Send back the entries below exactly as they appear.

============================================================

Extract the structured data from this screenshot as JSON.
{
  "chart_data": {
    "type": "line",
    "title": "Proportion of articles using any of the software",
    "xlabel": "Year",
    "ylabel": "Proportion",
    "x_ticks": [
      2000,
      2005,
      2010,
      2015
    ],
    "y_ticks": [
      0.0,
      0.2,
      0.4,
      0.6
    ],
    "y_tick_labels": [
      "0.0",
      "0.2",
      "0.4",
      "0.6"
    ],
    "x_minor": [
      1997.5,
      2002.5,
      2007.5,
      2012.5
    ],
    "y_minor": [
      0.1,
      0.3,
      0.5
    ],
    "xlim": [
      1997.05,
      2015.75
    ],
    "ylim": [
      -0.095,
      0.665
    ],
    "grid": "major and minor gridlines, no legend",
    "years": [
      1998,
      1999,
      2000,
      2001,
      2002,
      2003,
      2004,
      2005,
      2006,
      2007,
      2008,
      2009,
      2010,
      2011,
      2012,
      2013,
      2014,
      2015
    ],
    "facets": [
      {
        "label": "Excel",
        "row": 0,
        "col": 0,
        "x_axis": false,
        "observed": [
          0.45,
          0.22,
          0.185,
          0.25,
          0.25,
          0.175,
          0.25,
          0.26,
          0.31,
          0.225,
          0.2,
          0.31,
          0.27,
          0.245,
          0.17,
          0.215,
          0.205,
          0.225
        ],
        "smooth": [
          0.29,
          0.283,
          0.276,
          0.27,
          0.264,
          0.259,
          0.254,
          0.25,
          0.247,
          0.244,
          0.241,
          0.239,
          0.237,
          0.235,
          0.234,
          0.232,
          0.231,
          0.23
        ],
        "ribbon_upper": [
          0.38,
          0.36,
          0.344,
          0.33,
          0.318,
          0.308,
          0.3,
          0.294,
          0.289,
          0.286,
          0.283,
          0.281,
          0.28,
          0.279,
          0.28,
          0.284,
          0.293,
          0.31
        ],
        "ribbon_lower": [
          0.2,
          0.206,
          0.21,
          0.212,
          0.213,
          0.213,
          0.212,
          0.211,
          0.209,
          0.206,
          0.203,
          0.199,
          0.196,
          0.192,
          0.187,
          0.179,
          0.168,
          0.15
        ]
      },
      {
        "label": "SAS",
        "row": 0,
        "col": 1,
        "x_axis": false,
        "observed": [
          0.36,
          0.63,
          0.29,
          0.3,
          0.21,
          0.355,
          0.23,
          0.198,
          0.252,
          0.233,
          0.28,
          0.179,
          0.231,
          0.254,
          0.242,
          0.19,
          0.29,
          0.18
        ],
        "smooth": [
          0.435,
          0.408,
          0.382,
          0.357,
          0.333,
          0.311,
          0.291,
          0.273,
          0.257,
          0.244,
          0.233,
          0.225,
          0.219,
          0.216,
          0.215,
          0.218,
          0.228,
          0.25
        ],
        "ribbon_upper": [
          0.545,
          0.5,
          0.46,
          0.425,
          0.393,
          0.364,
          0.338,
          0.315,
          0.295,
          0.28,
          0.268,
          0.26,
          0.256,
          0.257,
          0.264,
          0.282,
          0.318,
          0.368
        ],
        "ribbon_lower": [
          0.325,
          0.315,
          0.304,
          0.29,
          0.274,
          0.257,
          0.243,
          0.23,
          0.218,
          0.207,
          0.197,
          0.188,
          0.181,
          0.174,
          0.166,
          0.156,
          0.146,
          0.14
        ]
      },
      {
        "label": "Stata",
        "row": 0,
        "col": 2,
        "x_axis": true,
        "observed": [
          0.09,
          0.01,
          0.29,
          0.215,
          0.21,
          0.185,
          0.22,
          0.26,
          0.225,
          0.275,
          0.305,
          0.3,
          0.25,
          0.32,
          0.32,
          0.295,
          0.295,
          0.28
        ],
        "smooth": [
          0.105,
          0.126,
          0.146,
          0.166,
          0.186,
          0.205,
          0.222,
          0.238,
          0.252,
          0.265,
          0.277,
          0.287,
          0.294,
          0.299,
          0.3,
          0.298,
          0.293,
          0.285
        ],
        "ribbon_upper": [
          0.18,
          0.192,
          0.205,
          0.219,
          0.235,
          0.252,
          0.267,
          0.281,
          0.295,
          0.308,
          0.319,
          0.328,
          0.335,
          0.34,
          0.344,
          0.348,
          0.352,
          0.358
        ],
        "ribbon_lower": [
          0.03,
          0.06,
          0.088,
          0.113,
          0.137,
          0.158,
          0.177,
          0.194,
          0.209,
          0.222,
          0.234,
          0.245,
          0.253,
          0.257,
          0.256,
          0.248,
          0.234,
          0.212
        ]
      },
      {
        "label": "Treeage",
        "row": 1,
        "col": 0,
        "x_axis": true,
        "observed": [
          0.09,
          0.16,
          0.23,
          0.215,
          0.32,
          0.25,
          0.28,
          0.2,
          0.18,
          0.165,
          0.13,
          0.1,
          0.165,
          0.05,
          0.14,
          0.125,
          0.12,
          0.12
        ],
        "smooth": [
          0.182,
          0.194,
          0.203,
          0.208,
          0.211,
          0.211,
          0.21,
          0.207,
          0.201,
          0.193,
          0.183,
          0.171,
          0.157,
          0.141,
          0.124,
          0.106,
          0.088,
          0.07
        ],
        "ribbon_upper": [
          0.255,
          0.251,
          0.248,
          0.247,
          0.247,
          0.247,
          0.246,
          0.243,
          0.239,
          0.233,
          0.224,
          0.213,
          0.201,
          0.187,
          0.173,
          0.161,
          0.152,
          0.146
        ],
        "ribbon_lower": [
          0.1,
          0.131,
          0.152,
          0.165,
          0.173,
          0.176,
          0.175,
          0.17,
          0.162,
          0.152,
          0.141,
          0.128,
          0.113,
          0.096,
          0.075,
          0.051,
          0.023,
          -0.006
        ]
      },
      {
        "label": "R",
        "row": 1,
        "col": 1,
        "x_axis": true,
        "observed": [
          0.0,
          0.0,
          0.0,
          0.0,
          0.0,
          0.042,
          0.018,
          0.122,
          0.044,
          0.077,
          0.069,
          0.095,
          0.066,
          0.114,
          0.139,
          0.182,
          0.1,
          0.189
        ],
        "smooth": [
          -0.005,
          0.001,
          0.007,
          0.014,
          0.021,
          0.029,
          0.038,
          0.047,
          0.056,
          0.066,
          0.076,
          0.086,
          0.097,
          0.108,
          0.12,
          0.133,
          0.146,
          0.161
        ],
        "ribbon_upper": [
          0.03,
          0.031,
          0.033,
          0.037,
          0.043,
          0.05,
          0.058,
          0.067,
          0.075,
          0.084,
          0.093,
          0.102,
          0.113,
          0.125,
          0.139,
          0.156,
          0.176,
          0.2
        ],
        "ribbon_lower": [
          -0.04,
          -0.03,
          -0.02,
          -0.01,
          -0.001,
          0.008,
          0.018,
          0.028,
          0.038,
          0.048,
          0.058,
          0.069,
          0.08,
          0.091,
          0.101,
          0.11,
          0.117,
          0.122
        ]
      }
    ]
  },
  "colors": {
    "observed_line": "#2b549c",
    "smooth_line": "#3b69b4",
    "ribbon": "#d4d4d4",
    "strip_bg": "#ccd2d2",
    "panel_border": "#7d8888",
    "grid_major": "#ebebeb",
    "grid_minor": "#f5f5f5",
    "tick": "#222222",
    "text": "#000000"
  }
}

============================================================

■ Completed exercise
Extract the structured data from this screenshot as JSON.
{
  "chart_data": {
    "type": "line",
    "title": "Proportion of articles using any of the software",
    "xlabel": "Year",
    "ylabel": "Proportion",
    "x_ticks": [
      2000,
      2005,
      2010,
      2015
    ],
    "y_ticks": [
      0.0,
      0.2,
      0.4,
      0.6
    ],
    "y_tick_labels": [
      "0.0",
      "0.2",
      "0.4",
      "0.6"
    ],
    "x_minor": [
      1997.5,
      2002.5,
      2007.5,
      2012.5
    ],
    "y_minor": [
      0.1,
      0.3,
      0.5
    ],
    "xlim": [
      1997.05,
      2015.75
    ],
    "ylim": [
      -0.095,
      0.665
    ],
    "grid": "major and minor gridlines, no legend",
    "years": [
      1998,
      1999,
      2000,
      2001,
      2002,
      2003,
      2004,
      2005,
      2006,
      2007,
      2008,
      2009,
      2010,
      2011,
      2012,
      2013,
      2014,
      2015
    ],
    "facets": [
      {
        "label": "Excel",
        "row": 0,
        "col": 0,
        "x_axis": false,
        "observed": [
          0.45,
          0.22,
          0.185,
          0.25,
          0.25,
          0.175,
          0.25,
          0.26,
          0.31,
          0.225,
          0.2,
          0.31,
          0.27,
          0.245,
          0.17,
          0.215,
          0.205,
          0.225
        ],
        "smooth": [
          0.29,
          0.283,
          0.276,
          0.27,
          0.264,
          0.259,
          0.254,
          0.25,
          0.247,
          0.244,
          0.241,
          0.239,
          0.237,
          0.235,
          0.234,
          0.232,
          0.231,
          0.23
        ],
        "ribbon_upper": [
          0.38,
          0.36,
          0.344,
          0.33,
          0.318,
          0.308,
          0.3,
          0.294,
          0.289,
          0.286,
          0.283,
          0.281,
          0.28,
          0.279,
          0.28,
          0.284,
          0.293,
          0.31
        ],
        "ribbon_lower": [
          0.2,
          0.206,
          0.21,
          0.212,
          0.213,
          0.213,
          0.212,
          0.211,
          0.209,
          0.206,
          0.203,
          0.199,
          0.196,
          0.192,
          0.187,
          0.179,
          0.168,
          0.15
        ]
      },
      {
        "label": "SAS",
        "row": 0,
        "col": 1,
        "x_axis": false,
        "observed": [
          0.36,
          0.63,
          0.29,
          0.3,
          0.21,
          0.355,
          0.23,
          0.198,
          0.252,
          0.233,
          0.28,
          0.179,
          0.231,
          0.254,
          0.242,
          0.19,
          0.29,
          0.18
        ],
        "smooth": [
          0.435,
          0.408,
          0.382,
          0.357,
          0.333,
          0.311,
          0.291,
          0.273,
          0.257,
          0.244,
          0.233,
          0.225,
          0.219,
          0.216,
          0.215,
          0.218,
          0.228,
          0.25
        ],
        "ribbon_upper": [
          0.545,
          0.5,
          0.46,
          0.425,
          0.393,
          0.364,
          0.338,
          0.315,
          0.295,
          0.28,
          0.268,
          0.26,
          0.256,
          0.257,
          0.264,
          0.282,
          0.318,
          0.368
        ],
        "ribbon_lower": [
          0.325,
          0.315,
          0.304,
          0.29,
          0.274,
          0.257,
          0.243,
          0.23,
          0.218,
          0.207,
          0.197,
          0.188,
          0.181,
          0.174,
          0.166,
          0.156,
          0.146,
          0.14
        ]
      },
      {
        "label": "Stata",
        "row": 0,
        "col": 2,
        "x_axis": true,
        "observed": [
          0.09,
          0.01,
          0.29,
          0.215,
          0.21,
          0.185,
          0.22,
          0.26,
          0.225,
          0.275,
          0.305,
          0.3,
          0.25,
          0.32,
          0.32,
          0.295,
          0.295,
          0.28
        ],
        "smooth": [
          0.105,
          0.126,
          0.146,
          0.166,
          0.186,
          0.205,
          0.222,
          0.238,
          0.252,
          0.265,
          0.277,
          0.287,
          0.294,
          0.299,
          0.3,
          0.298,
          0.293,
          0.285
        ],
        "ribbon_upper": [
          0.18,
          0.192,
          0.205,
          0.219,
          0.235,
          0.252,
          0.267,
          0.281,
          0.295,
          0.308,
          0.319,
          0.328,
          0.335,
          0.34,
          0.344,
          0.348,
          0.352,
          0.358
        ],
        "ribbon_lower": [
          0.03,
          0.06,
          0.088,
          0.113,
          0.137,
          0.158,
          0.177,
          0.194,
          0.209,
          0.222,
          0.234,
          0.245,
          0.253,
          0.257,
          0.256,
          0.248,
          0.234,
          0.212
        ]
      },
      {
        "label": "Treeage",
        "row": 1,
        "col": 0,
        "x_axis": true,
        "observed": [
          0.09,
          0.16,
          0.23,
          0.215,
          0.32,
          0.25,
          0.28,
          0.2,
          0.18,
          0.165,
          0.13,
          0.1,
          0.165,
          0.05,
          0.14,
          0.125,
          0.12,
          0.12
        ],
        "smooth": [
          0.182,
          0.194,
          0.203,
          0.208,
          0.211,
          0.211,
          0.21,
          0.207,
          0.201,
          0.193,
          0.183,
          0.171,
          0.157,
          0.141,
          0.124,
          0.106,
          0.088,
          0.07
        ],
        "ribbon_upper": [
          0.255,
          0.251,
          0.248,
          0.247,
          0.247,
          0.247,
          0.246,
          0.243,
          0.239,
          0.233,
          0.224,
          0.213,
          0.201,
          0.187,
          0.173,
          0.161,
          0.152,
          0.146
        ],
        "ribbon_lower": [
          0.1,
          0.131,
          0.152,
          0.165,
          0.173,
          0.176,
          0.175,
          0.17,
          0.162,
          0.152,
          0.141,
          0.128,
          0.113,
          0.096,
          0.075,
          0.051,
          0.023,
          -0.006
        ]
      },
      {
        "label": "R",
        "row": 1,
        "col": 1,
        "x_axis": true,
        "observed": [
          0.0,
          0.0,
          0.0,
          0.0,
          0.0,
          0.042,
          0.018,
          0.122,
          0.044,
          0.077,
          0.069,
          0.095,
          0.066,
          0.114,
          0.139,
          0.182,
          0.1,
          0.189
        ],
        "smooth": [
          -0.005,
          0.001,
          0.007,
          0.014,
          0.021,
          0.029,
          0.038,
          0.047,
          0.056,
          0.066,
          0.076,
          0.086,
          0.097,
          0.108,
          0.12,
          0.133,
          0.146,
          0.161
        ],
        "ribbon_upper": [
          0.03,
          0.031,
          0.033,
          0.037,
          0.043,
          0.05,
          0.058,
          0.067,
          0.075,
          0.084,
          0.093,
          0.102,
          0.113,
          0.125,
          0.139,
          0.156,
          0.176,
          0.2
        ],
        "ribbon_lower": [
          -0.04,
          -0.03,
          -0.02,
          -0.01,
          -0.001,
          0.008,
          0.018,
          0.028,
          0.038,
          0.048,
          0.058,
          0.069,
          0.08,
          0.091,
          0.101,
          0.11,
          0.117,
          0.122
        ]
      }
    ]
  },
  "colors": {
    "observed_line": "#2b549c",
    "smooth_line": "#3b69b4",
    "ribbon": "#d4d4d4",
    "strip_bg": "#ccd2d2",
    "panel_border": "#7d8888",
    "grid_major": "#ebebeb",
    "grid_minor": "#f5f5f5",
    "tick": "#222222",
    "text": "#000000"
  }
}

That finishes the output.